(What needs to be done) Transcribe each of the records below exactly, excluding all pictures.

* START Dataset records *

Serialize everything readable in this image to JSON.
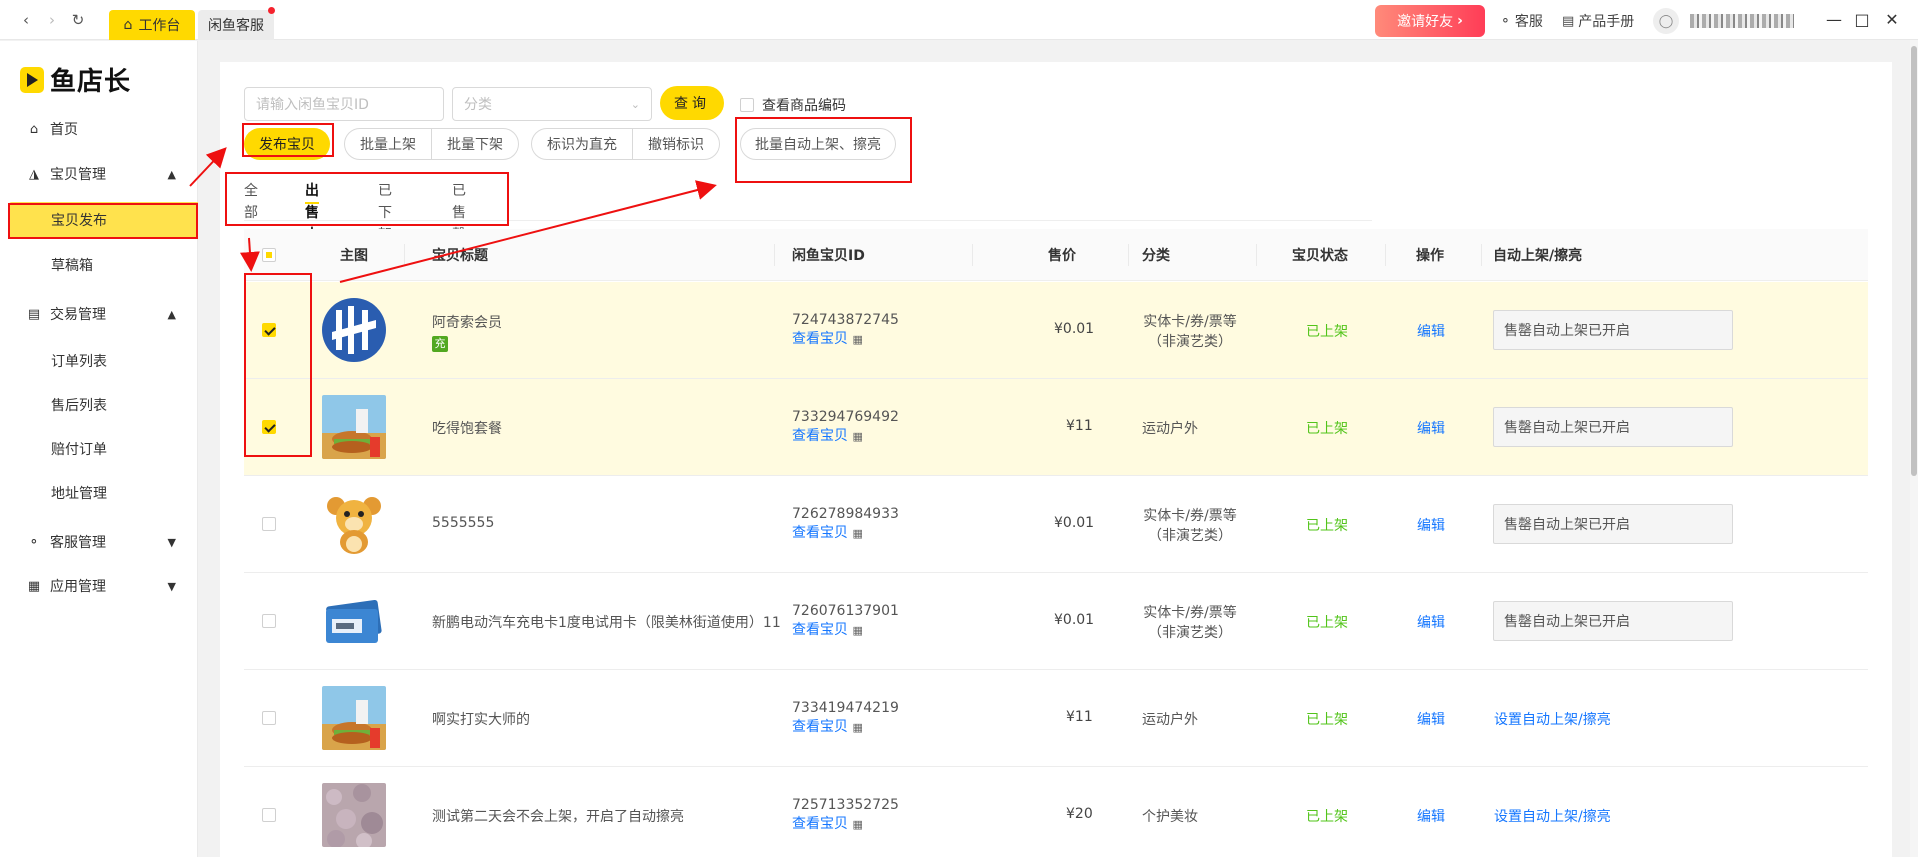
{
  "topbar": {
    "tabs": [
      {
        "label": "工作台"
      },
      {
        "label": "闲鱼客服"
      }
    ],
    "invite_label": "邀请好友",
    "service_label": "客服",
    "manual_label": "产品手册"
  },
  "sidebar": {
    "logo": "鱼店长",
    "groups": [
      {
        "label": "首页",
        "icon": "home-icon"
      },
      {
        "label": "宝贝管理",
        "icon": "bag-icon"
      },
      {
        "label": "交易管理",
        "icon": "doc-icon"
      },
      {
        "label": "客服管理",
        "icon": "headset-icon"
      },
      {
        "label": "应用管理",
        "icon": "apps-icon"
      }
    ],
    "subs": [
      {
        "label": "宝贝发布"
      },
      {
        "label": "草稿箱"
      },
      {
        "label": "订单列表"
      },
      {
        "label": "售后列表"
      },
      {
        "label": "赔付订单"
      },
      {
        "label": "地址管理"
      }
    ]
  },
  "filters": {
    "search_placeholder": "请输入闲鱼宝贝ID",
    "category_placeholder": "分类",
    "query_label": "查询",
    "show_code_label": "查看商品编码"
  },
  "actions": {
    "publish": "发布宝贝",
    "batch_up": "批量上架",
    "batch_down": "批量下架",
    "mark_direct": "标识为直充",
    "unmark": "撤销标识",
    "batch_auto": "批量自动上架、擦亮"
  },
  "tabs": [
    {
      "label": "全部"
    },
    {
      "label": "出售中"
    },
    {
      "label": "已下架"
    },
    {
      "label": "已售罄"
    }
  ],
  "table": {
    "headers": [
      "主图",
      "宝贝标题",
      "闲鱼宝贝ID",
      "售价",
      "分类",
      "宝贝状态",
      "操作",
      "自动上架/擦亮"
    ],
    "view_label": "查看宝贝",
    "rows": [
      {
        "title": "阿奇索会员",
        "id": "724743872745",
        "price": "¥0.01",
        "category": "实体卡/券/票等",
        "category2": "（非演艺类）",
        "status": "已上架",
        "op": "编辑",
        "auto": "售罄自动上架已开启",
        "tag": "充"
      },
      {
        "title": "吃得饱套餐",
        "id": "733294769492",
        "price": "¥11",
        "category": "运动户外",
        "category2": "",
        "status": "已上架",
        "op": "编辑",
        "auto": "售罄自动上架已开启"
      },
      {
        "title": "5555555",
        "id": "726278984933",
        "price": "¥0.01",
        "category": "实体卡/券/票等",
        "category2": "（非演艺类）",
        "status": "已上架",
        "op": "编辑",
        "auto": "售罄自动上架已开启"
      },
      {
        "title": "新鹏电动汽车充电卡1度电试用卡（限美林街道使用）11",
        "id": "726076137901",
        "price": "¥0.01",
        "category": "实体卡/券/票等",
        "category2": "（非演艺类）",
        "status": "已上架",
        "op": "编辑",
        "auto": "售罄自动上架已开启"
      },
      {
        "title": "啊实打实大师的",
        "id": "733419474219",
        "price": "¥11",
        "category": "运动户外",
        "category2": "",
        "status": "已上架",
        "op": "编辑",
        "auto_link": "设置自动上架/擦亮"
      },
      {
        "title": "测试第二天会不会上架，开启了自动擦亮",
        "id": "725713352725",
        "price": "¥20",
        "category": "个护美妆",
        "category2": "",
        "status": "已上架",
        "op": "编辑",
        "auto_link": "设置自动上架/擦亮"
      }
    ]
  },
  "colors": {
    "accent": "#ffd900",
    "link": "#1677ff",
    "status_green": "#52c41a",
    "annotation_red": "#ee1010",
    "selected_row": "#fffbe0"
  }
}
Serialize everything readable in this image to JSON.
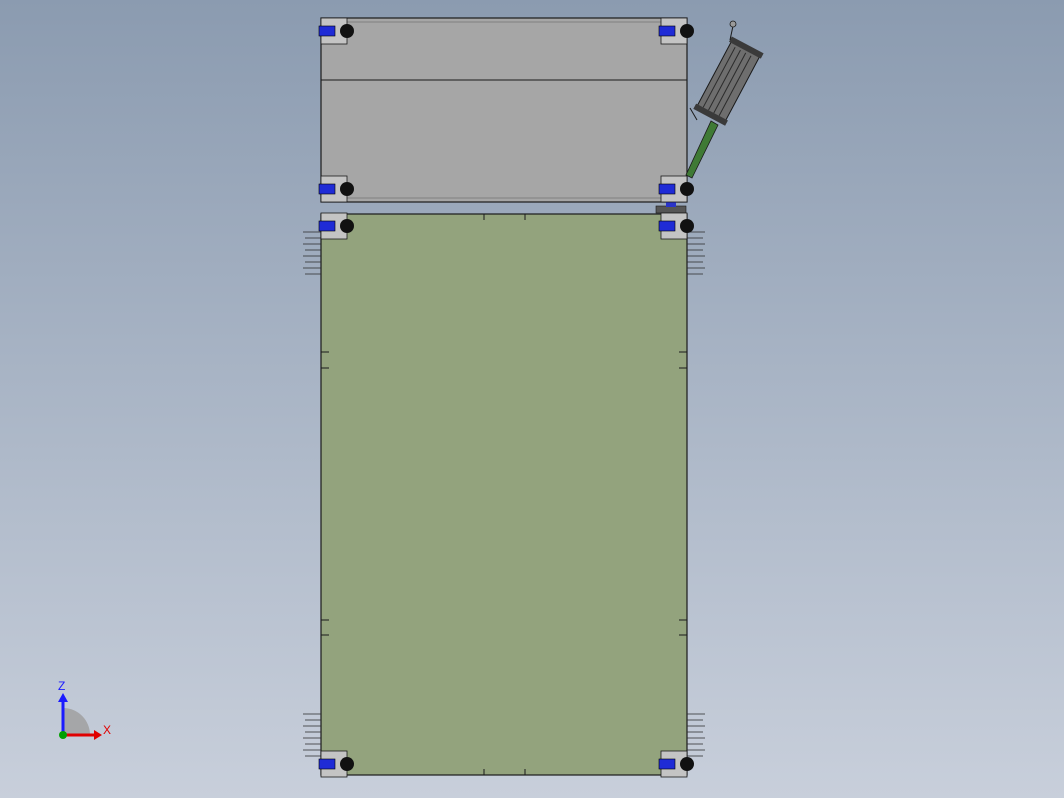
{
  "triad": {
    "z_label": "Z",
    "x_label": "X",
    "z_color": "#1a1aff",
    "x_color": "#e00000",
    "y_color": "#00a000"
  },
  "colors": {
    "background_top": "#8b9bb0",
    "background_bottom": "#c8cfdb",
    "upper_panel": "#a6a6a6",
    "lower_panel": "#93a37d",
    "caster_mount": "#1f2bd6",
    "actuator_rod": "#3f7a35",
    "outline": "#1a1a1a"
  },
  "icons": [
    "caster-wheel-icon",
    "linear-actuator-icon",
    "coordinate-triad-icon"
  ]
}
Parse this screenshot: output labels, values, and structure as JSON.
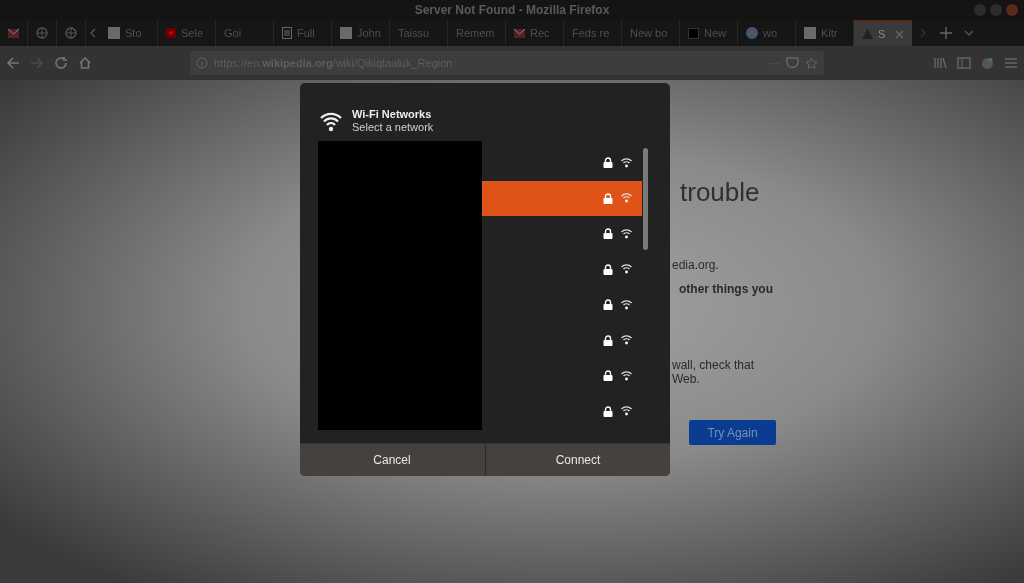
{
  "window": {
    "title": "Server Not Found - Mozilla Firefox"
  },
  "tabs": [
    {
      "kind": "mail",
      "selected": false
    },
    {
      "kind": "globe",
      "selected": false
    },
    {
      "kind": "globe",
      "selected": false
    },
    {
      "kind": "wiki",
      "label": "Sto",
      "selected": false
    },
    {
      "kind": "dot",
      "label": "Sele",
      "selected": false
    },
    {
      "kind": "plain",
      "label": "Goi",
      "selected": false
    },
    {
      "kind": "doc",
      "label": "Full",
      "selected": false
    },
    {
      "kind": "wiki",
      "label": "John",
      "selected": false
    },
    {
      "kind": "plain",
      "label": "Taissu",
      "selected": false
    },
    {
      "kind": "plain",
      "label": "Remem",
      "selected": false
    },
    {
      "kind": "mail",
      "label": "Rec",
      "selected": false
    },
    {
      "kind": "plain",
      "label": "Feds re",
      "selected": false
    },
    {
      "kind": "plain",
      "label": "New bo",
      "selected": false
    },
    {
      "kind": "square",
      "label": "New",
      "selected": false
    },
    {
      "kind": "circle",
      "label": "wo",
      "selected": false
    },
    {
      "kind": "wiki",
      "label": "Kitr",
      "selected": false
    },
    {
      "kind": "warning",
      "label": "S",
      "selected": true
    }
  ],
  "address_bar": {
    "url": "https://en.**wikipedia.org**/wiki/Qikiqtaaluk_Region",
    "more": "···"
  },
  "page": {
    "heading": "trouble",
    "lines": [
      {
        "text": "edia.org.",
        "bold": false
      },
      {
        "text": "other things you",
        "bold": true
      },
      {
        "text": "wall, check that",
        "bold": false
      },
      {
        "text": "Web.",
        "bold": false
      }
    ],
    "button": "Try Again"
  },
  "dialog": {
    "title": "Wi-Fi Networks",
    "subtitle": "Select a network",
    "networks": [
      {
        "selected": false,
        "secured": true
      },
      {
        "selected": true,
        "secured": true
      },
      {
        "selected": false,
        "secured": true
      },
      {
        "selected": false,
        "secured": true
      },
      {
        "selected": false,
        "secured": true
      },
      {
        "selected": false,
        "secured": true
      },
      {
        "selected": false,
        "secured": true
      },
      {
        "selected": false,
        "secured": true
      }
    ],
    "buttons": [
      "Cancel",
      "Connect"
    ]
  }
}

* END Dataset records *

(Worked answer)
Serialize everything readable in this image to JSON.
{
  "topbar": {
    "tabs": [
      {
        "label": "工作台"
      },
      {
        "label": "闲鱼客服"
      }
    ],
    "invite_label": "邀请好友",
    "service_label": "客服",
    "manual_label": "产品手册"
  },
  "sidebar": {
    "logo": "鱼店长",
    "groups": [
      {
        "label": "首页",
        "icon": "home-icon"
      },
      {
        "label": "宝贝管理",
        "icon": "bag-icon"
      },
      {
        "label": "交易管理",
        "icon": "doc-icon"
      },
      {
        "label": "客服管理",
        "icon": "headset-icon"
      },
      {
        "label": "应用管理",
        "icon": "apps-icon"
      }
    ],
    "subs": [
      {
        "label": "宝贝发布"
      },
      {
        "label": "草稿箱"
      },
      {
        "label": "订单列表"
      },
      {
        "label": "售后列表"
      },
      {
        "label": "赔付订单"
      },
      {
        "label": "地址管理"
      }
    ]
  },
  "filters": {
    "search_placeholder": "请输入闲鱼宝贝ID",
    "category_placeholder": "分类",
    "query_label": "查询",
    "show_code_label": "查看商品编码"
  },
  "actions": {
    "publish": "发布宝贝",
    "batch_up": "批量上架",
    "batch_down": "批量下架",
    "mark_direct": "标识为直充",
    "unmark": "撤销标识",
    "batch_auto": "批量自动上架、擦亮"
  },
  "tabs": [
    {
      "label": "全部"
    },
    {
      "label": "出售中"
    },
    {
      "label": "已下架"
    },
    {
      "label": "已售罄"
    }
  ],
  "table": {
    "headers": [
      "主图",
      "宝贝标题",
      "闲鱼宝贝ID",
      "售价",
      "分类",
      "宝贝状态",
      "操作",
      "自动上架/擦亮"
    ],
    "view_label": "查看宝贝",
    "rows": [
      {
        "title": "阿奇索会员",
        "id": "724743872745",
        "price": "¥0.01",
        "category": "实体卡/券/票等",
        "category2": "（非演艺类）",
        "status": "已上架",
        "op": "编辑",
        "auto": "售罄自动上架已开启",
        "tag": "充"
      },
      {
        "title": "吃得饱套餐",
        "id": "733294769492",
        "price": "¥11",
        "category": "运动户外",
        "category2": "",
        "status": "已上架",
        "op": "编辑",
        "auto": "售罄自动上架已开启"
      },
      {
        "title": "5555555",
        "id": "726278984933",
        "price": "¥0.01",
        "category": "实体卡/券/票等",
        "category2": "（非演艺类）",
        "status": "已上架",
        "op": "编辑",
        "auto": "售罄自动上架已开启"
      },
      {
        "title": "新鹏电动汽车充电卡1度电试用卡（限美林街道使用）11",
        "id": "726076137901",
        "price": "¥0.01",
        "category": "实体卡/券/票等",
        "category2": "（非演艺类）",
        "status": "已上架",
        "op": "编辑",
        "auto": "售罄自动上架已开启"
      },
      {
        "title": "啊实打实大师的",
        "id": "733419474219",
        "price": "¥11",
        "category": "运动户外",
        "category2": "",
        "status": "已上架",
        "op": "编辑",
        "auto_link": "设置自动上架/擦亮"
      },
      {
        "title": "测试第二天会不会上架，开启了自动擦亮",
        "id": "725713352725",
        "price": "¥20",
        "category": "个护美妆",
        "category2": "",
        "status": "已上架",
        "op": "编辑",
        "auto_link": "设置自动上架/擦亮"
      }
    ]
  },
  "colors": {
    "accent": "#ffd900",
    "link": "#1677ff",
    "status_green": "#52c41a",
    "annotation_red": "#ee1010",
    "selected_row": "#fffbe0"
  }
}
Serialize everything readable in this image to JSON.
{
  "triad": {
    "z_label": "Z",
    "x_label": "X",
    "z_color": "#1a1aff",
    "x_color": "#e00000",
    "y_color": "#00a000"
  },
  "colors": {
    "background_top": "#8b9bb0",
    "background_bottom": "#c8cfdb",
    "upper_panel": "#a6a6a6",
    "lower_panel": "#93a37d",
    "caster_mount": "#1f2bd6",
    "actuator_rod": "#3f7a35",
    "outline": "#1a1a1a"
  },
  "icons": [
    "caster-wheel-icon",
    "linear-actuator-icon",
    "coordinate-triad-icon"
  ]
}
Parse this screenshot: output labels, values, and structure as JSON.
{
  "window": {
    "title": "Server Not Found - Mozilla Firefox"
  },
  "tabs": [
    {
      "kind": "mail",
      "selected": false
    },
    {
      "kind": "globe",
      "selected": false
    },
    {
      "kind": "globe",
      "selected": false
    },
    {
      "kind": "wiki",
      "label": "Sto",
      "selected": false
    },
    {
      "kind": "dot",
      "label": "Sele",
      "selected": false
    },
    {
      "kind": "plain",
      "label": "Goi",
      "selected": false
    },
    {
      "kind": "doc",
      "label": "Full",
      "selected": false
    },
    {
      "kind": "wiki",
      "label": "John",
      "selected": false
    },
    {
      "kind": "plain",
      "label": "Taissu",
      "selected": false
    },
    {
      "kind": "plain",
      "label": "Remem",
      "selected": false
    },
    {
      "kind": "mail",
      "label": "Rec",
      "selected": false
    },
    {
      "kind": "plain",
      "label": "Feds re",
      "selected": false
    },
    {
      "kind": "plain",
      "label": "New bo",
      "selected": false
    },
    {
      "kind": "square",
      "label": "New",
      "selected": false
    },
    {
      "kind": "circle",
      "label": "wo",
      "selected": false
    },
    {
      "kind": "wiki",
      "label": "Kitr",
      "selected": false
    },
    {
      "kind": "warning",
      "label": "S",
      "selected": true
    }
  ],
  "address_bar": {
    "url": "https://en.**wikipedia.org**/wiki/Qikiqtaaluk_Region",
    "more": "···"
  },
  "page": {
    "heading": "trouble",
    "lines": [
      {
        "text": "edia.org.",
        "bold": false
      },
      {
        "text": "other things you",
        "bold": true
      },
      {
        "text": "wall, check that",
        "bold": false
      },
      {
        "text": "Web.",
        "bold": false
      }
    ],
    "button": "Try Again"
  },
  "dialog": {
    "title": "Wi-Fi Networks",
    "subtitle": "Select a network",
    "networks": [
      {
        "selected": false,
        "secured": true
      },
      {
        "selected": true,
        "secured": true
      },
      {
        "selected": false,
        "secured": true
      },
      {
        "selected": false,
        "secured": true
      },
      {
        "selected": false,
        "secured": true
      },
      {
        "selected": false,
        "secured": true
      },
      {
        "selected": false,
        "secured": true
      },
      {
        "selected": false,
        "secured": true
      }
    ],
    "buttons": [
      "Cancel",
      "Connect"
    ]
  }
}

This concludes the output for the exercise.